## Chart and figure data
## Start
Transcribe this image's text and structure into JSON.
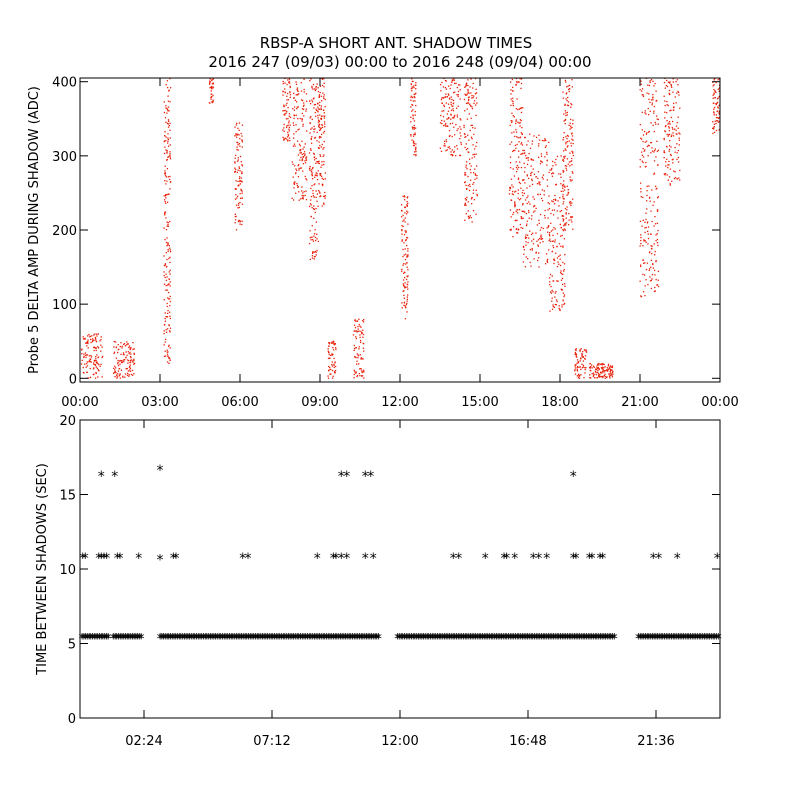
{
  "title_line1": "RBSP-A SHORT ANT. SHADOW TIMES",
  "title_line2": "2016 247 (09/03) 00:00 to 2016 248 (09/04) 00:00",
  "colors": {
    "shadow_points": "#e8200a",
    "interval_markers": "#000000",
    "axes": "#000000"
  },
  "chart_data": [
    {
      "type": "scatter",
      "ylabel": "Probe 5 DELTA AMP DURING SHADOW (ADC)",
      "xlim": [
        "00:00",
        "24:00"
      ],
      "ylim": [
        -5,
        405
      ],
      "yticks": [
        0,
        100,
        200,
        300,
        400
      ],
      "xtick_labels": [
        "00:00",
        "03:00",
        "06:00",
        "09:00",
        "12:00",
        "15:00",
        "18:00",
        "21:00",
        "00:00"
      ],
      "marker_color": "#e8200a",
      "clusters": [
        {
          "x": [
            0.05,
            0.85
          ],
          "y": [
            0,
            60
          ]
        },
        {
          "x": [
            1.25,
            2.05
          ],
          "y": [
            0,
            50
          ]
        },
        {
          "x": [
            3.15,
            3.4
          ],
          "y": [
            20,
            405
          ]
        },
        {
          "x": [
            4.85,
            5.0
          ],
          "y": [
            370,
            405
          ]
        },
        {
          "x": [
            5.8,
            6.1
          ],
          "y": [
            200,
            350
          ]
        },
        {
          "x": [
            7.6,
            7.9
          ],
          "y": [
            320,
            405
          ]
        },
        {
          "x": [
            7.95,
            8.5
          ],
          "y": [
            240,
            405
          ]
        },
        {
          "x": [
            8.6,
            8.95
          ],
          "y": [
            160,
            405
          ]
        },
        {
          "x": [
            8.95,
            9.2
          ],
          "y": [
            230,
            405
          ]
        },
        {
          "x": [
            9.3,
            9.6
          ],
          "y": [
            0,
            50
          ]
        },
        {
          "x": [
            10.25,
            10.65
          ],
          "y": [
            0,
            80
          ]
        },
        {
          "x": [
            12.05,
            12.3
          ],
          "y": [
            80,
            250
          ]
        },
        {
          "x": [
            12.4,
            12.6
          ],
          "y": [
            300,
            405
          ]
        },
        {
          "x": [
            13.5,
            14.3
          ],
          "y": [
            300,
            405
          ]
        },
        {
          "x": [
            14.4,
            14.9
          ],
          "y": [
            210,
            405
          ]
        },
        {
          "x": [
            16.1,
            16.6
          ],
          "y": [
            190,
            405
          ]
        },
        {
          "x": [
            16.6,
            17.6
          ],
          "y": [
            150,
            330
          ]
        },
        {
          "x": [
            17.6,
            18.2
          ],
          "y": [
            90,
            300
          ]
        },
        {
          "x": [
            18.1,
            18.5
          ],
          "y": [
            200,
            405
          ]
        },
        {
          "x": [
            18.55,
            19.0
          ],
          "y": [
            0,
            40
          ]
        },
        {
          "x": [
            19.1,
            20.0
          ],
          "y": [
            0,
            20
          ]
        },
        {
          "x": [
            21.0,
            21.7
          ],
          "y": [
            110,
            405
          ]
        },
        {
          "x": [
            21.9,
            22.5
          ],
          "y": [
            260,
            405
          ]
        },
        {
          "x": [
            23.7,
            24.0
          ],
          "y": [
            330,
            405
          ]
        }
      ]
    },
    {
      "type": "scatter",
      "ylabel": "TIME BETWEEN SHADOWS (SEC)",
      "xlim": [
        "00:00",
        "24:00"
      ],
      "ylim": [
        0,
        20
      ],
      "yticks": [
        0,
        5,
        10,
        15,
        20
      ],
      "xtick_labels": [
        "02:24",
        "07:12",
        "12:00",
        "16:48",
        "21:36"
      ],
      "marker": "*",
      "marker_color": "#000000",
      "base_level_sec": 5.4,
      "base_gaps": [
        [
          1.1,
          1.2
        ],
        [
          2.3,
          3.0
        ],
        [
          11.2,
          11.9
        ],
        [
          20.1,
          20.9
        ]
      ],
      "points": [
        {
          "x": 0.1,
          "y": 10.8
        },
        {
          "x": 0.2,
          "y": 10.8
        },
        {
          "x": 0.7,
          "y": 10.8
        },
        {
          "x": 0.8,
          "y": 10.8
        },
        {
          "x": 0.9,
          "y": 10.8
        },
        {
          "x": 1.0,
          "y": 10.8
        },
        {
          "x": 1.4,
          "y": 10.8
        },
        {
          "x": 1.5,
          "y": 10.8
        },
        {
          "x": 2.2,
          "y": 10.8
        },
        {
          "x": 3.0,
          "y": 10.7
        },
        {
          "x": 3.5,
          "y": 10.8
        },
        {
          "x": 3.6,
          "y": 10.8
        },
        {
          "x": 6.1,
          "y": 10.8
        },
        {
          "x": 6.3,
          "y": 10.8
        },
        {
          "x": 8.9,
          "y": 10.8
        },
        {
          "x": 9.5,
          "y": 10.8
        },
        {
          "x": 9.6,
          "y": 10.8
        },
        {
          "x": 9.8,
          "y": 10.8
        },
        {
          "x": 10.0,
          "y": 10.8
        },
        {
          "x": 10.7,
          "y": 10.8
        },
        {
          "x": 11.0,
          "y": 10.8
        },
        {
          "x": 14.0,
          "y": 10.8
        },
        {
          "x": 14.2,
          "y": 10.8
        },
        {
          "x": 15.2,
          "y": 10.8
        },
        {
          "x": 15.9,
          "y": 10.8
        },
        {
          "x": 16.0,
          "y": 10.8
        },
        {
          "x": 16.3,
          "y": 10.8
        },
        {
          "x": 17.0,
          "y": 10.8
        },
        {
          "x": 17.2,
          "y": 10.8
        },
        {
          "x": 17.5,
          "y": 10.8
        },
        {
          "x": 18.5,
          "y": 10.8
        },
        {
          "x": 18.6,
          "y": 10.8
        },
        {
          "x": 19.1,
          "y": 10.8
        },
        {
          "x": 19.2,
          "y": 10.8
        },
        {
          "x": 19.5,
          "y": 10.8
        },
        {
          "x": 19.6,
          "y": 10.8
        },
        {
          "x": 21.5,
          "y": 10.8
        },
        {
          "x": 21.7,
          "y": 10.8
        },
        {
          "x": 22.4,
          "y": 10.8
        },
        {
          "x": 23.9,
          "y": 10.8
        },
        {
          "x": 0.8,
          "y": 16.3
        },
        {
          "x": 1.3,
          "y": 16.3
        },
        {
          "x": 3.0,
          "y": 16.7
        },
        {
          "x": 9.8,
          "y": 16.3
        },
        {
          "x": 10.0,
          "y": 16.3
        },
        {
          "x": 10.7,
          "y": 16.3
        },
        {
          "x": 10.9,
          "y": 16.3
        },
        {
          "x": 18.5,
          "y": 16.3
        }
      ]
    }
  ]
}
## End
## Work to do
Write out the records above exactly as they stand, leaving out every picture.

## Answer to this task
Transcribe this image's text and structure into JSON.
{
  "title_line1": "RBSP-A SHORT ANT. SHADOW TIMES",
  "title_line2": "2016 247 (09/03) 00:00 to 2016 248 (09/04) 00:00",
  "colors": {
    "shadow_points": "#e8200a",
    "interval_markers": "#000000",
    "axes": "#000000"
  },
  "chart_data": [
    {
      "type": "scatter",
      "ylabel": "Probe 5 DELTA AMP DURING SHADOW (ADC)",
      "xlim": [
        "00:00",
        "24:00"
      ],
      "ylim": [
        -5,
        405
      ],
      "yticks": [
        0,
        100,
        200,
        300,
        400
      ],
      "xtick_labels": [
        "00:00",
        "03:00",
        "06:00",
        "09:00",
        "12:00",
        "15:00",
        "18:00",
        "21:00",
        "00:00"
      ],
      "marker_color": "#e8200a",
      "clusters": [
        {
          "x": [
            0.05,
            0.85
          ],
          "y": [
            0,
            60
          ]
        },
        {
          "x": [
            1.25,
            2.05
          ],
          "y": [
            0,
            50
          ]
        },
        {
          "x": [
            3.15,
            3.4
          ],
          "y": [
            20,
            405
          ]
        },
        {
          "x": [
            4.85,
            5.0
          ],
          "y": [
            370,
            405
          ]
        },
        {
          "x": [
            5.8,
            6.1
          ],
          "y": [
            200,
            350
          ]
        },
        {
          "x": [
            7.6,
            7.9
          ],
          "y": [
            320,
            405
          ]
        },
        {
          "x": [
            7.95,
            8.5
          ],
          "y": [
            240,
            405
          ]
        },
        {
          "x": [
            8.6,
            8.95
          ],
          "y": [
            160,
            405
          ]
        },
        {
          "x": [
            8.95,
            9.2
          ],
          "y": [
            230,
            405
          ]
        },
        {
          "x": [
            9.3,
            9.6
          ],
          "y": [
            0,
            50
          ]
        },
        {
          "x": [
            10.25,
            10.65
          ],
          "y": [
            0,
            80
          ]
        },
        {
          "x": [
            12.05,
            12.3
          ],
          "y": [
            80,
            250
          ]
        },
        {
          "x": [
            12.4,
            12.6
          ],
          "y": [
            300,
            405
          ]
        },
        {
          "x": [
            13.5,
            14.3
          ],
          "y": [
            300,
            405
          ]
        },
        {
          "x": [
            14.4,
            14.9
          ],
          "y": [
            210,
            405
          ]
        },
        {
          "x": [
            16.1,
            16.6
          ],
          "y": [
            190,
            405
          ]
        },
        {
          "x": [
            16.6,
            17.6
          ],
          "y": [
            150,
            330
          ]
        },
        {
          "x": [
            17.6,
            18.2
          ],
          "y": [
            90,
            300
          ]
        },
        {
          "x": [
            18.1,
            18.5
          ],
          "y": [
            200,
            405
          ]
        },
        {
          "x": [
            18.55,
            19.0
          ],
          "y": [
            0,
            40
          ]
        },
        {
          "x": [
            19.1,
            20.0
          ],
          "y": [
            0,
            20
          ]
        },
        {
          "x": [
            21.0,
            21.7
          ],
          "y": [
            110,
            405
          ]
        },
        {
          "x": [
            21.9,
            22.5
          ],
          "y": [
            260,
            405
          ]
        },
        {
          "x": [
            23.7,
            24.0
          ],
          "y": [
            330,
            405
          ]
        }
      ]
    },
    {
      "type": "scatter",
      "ylabel": "TIME BETWEEN SHADOWS (SEC)",
      "xlim": [
        "00:00",
        "24:00"
      ],
      "ylim": [
        0,
        20
      ],
      "yticks": [
        0,
        5,
        10,
        15,
        20
      ],
      "xtick_labels": [
        "02:24",
        "07:12",
        "12:00",
        "16:48",
        "21:36"
      ],
      "marker": "*",
      "marker_color": "#000000",
      "base_level_sec": 5.4,
      "base_gaps": [
        [
          1.1,
          1.2
        ],
        [
          2.3,
          3.0
        ],
        [
          11.2,
          11.9
        ],
        [
          20.1,
          20.9
        ]
      ],
      "points": [
        {
          "x": 0.1,
          "y": 10.8
        },
        {
          "x": 0.2,
          "y": 10.8
        },
        {
          "x": 0.7,
          "y": 10.8
        },
        {
          "x": 0.8,
          "y": 10.8
        },
        {
          "x": 0.9,
          "y": 10.8
        },
        {
          "x": 1.0,
          "y": 10.8
        },
        {
          "x": 1.4,
          "y": 10.8
        },
        {
          "x": 1.5,
          "y": 10.8
        },
        {
          "x": 2.2,
          "y": 10.8
        },
        {
          "x": 3.0,
          "y": 10.7
        },
        {
          "x": 3.5,
          "y": 10.8
        },
        {
          "x": 3.6,
          "y": 10.8
        },
        {
          "x": 6.1,
          "y": 10.8
        },
        {
          "x": 6.3,
          "y": 10.8
        },
        {
          "x": 8.9,
          "y": 10.8
        },
        {
          "x": 9.5,
          "y": 10.8
        },
        {
          "x": 9.6,
          "y": 10.8
        },
        {
          "x": 9.8,
          "y": 10.8
        },
        {
          "x": 10.0,
          "y": 10.8
        },
        {
          "x": 10.7,
          "y": 10.8
        },
        {
          "x": 11.0,
          "y": 10.8
        },
        {
          "x": 14.0,
          "y": 10.8
        },
        {
          "x": 14.2,
          "y": 10.8
        },
        {
          "x": 15.2,
          "y": 10.8
        },
        {
          "x": 15.9,
          "y": 10.8
        },
        {
          "x": 16.0,
          "y": 10.8
        },
        {
          "x": 16.3,
          "y": 10.8
        },
        {
          "x": 17.0,
          "y": 10.8
        },
        {
          "x": 17.2,
          "y": 10.8
        },
        {
          "x": 17.5,
          "y": 10.8
        },
        {
          "x": 18.5,
          "y": 10.8
        },
        {
          "x": 18.6,
          "y": 10.8
        },
        {
          "x": 19.1,
          "y": 10.8
        },
        {
          "x": 19.2,
          "y": 10.8
        },
        {
          "x": 19.5,
          "y": 10.8
        },
        {
          "x": 19.6,
          "y": 10.8
        },
        {
          "x": 21.5,
          "y": 10.8
        },
        {
          "x": 21.7,
          "y": 10.8
        },
        {
          "x": 22.4,
          "y": 10.8
        },
        {
          "x": 23.9,
          "y": 10.8
        },
        {
          "x": 0.8,
          "y": 16.3
        },
        {
          "x": 1.3,
          "y": 16.3
        },
        {
          "x": 3.0,
          "y": 16.7
        },
        {
          "x": 9.8,
          "y": 16.3
        },
        {
          "x": 10.0,
          "y": 16.3
        },
        {
          "x": 10.7,
          "y": 16.3
        },
        {
          "x": 10.9,
          "y": 16.3
        },
        {
          "x": 18.5,
          "y": 16.3
        }
      ]
    }
  ]
}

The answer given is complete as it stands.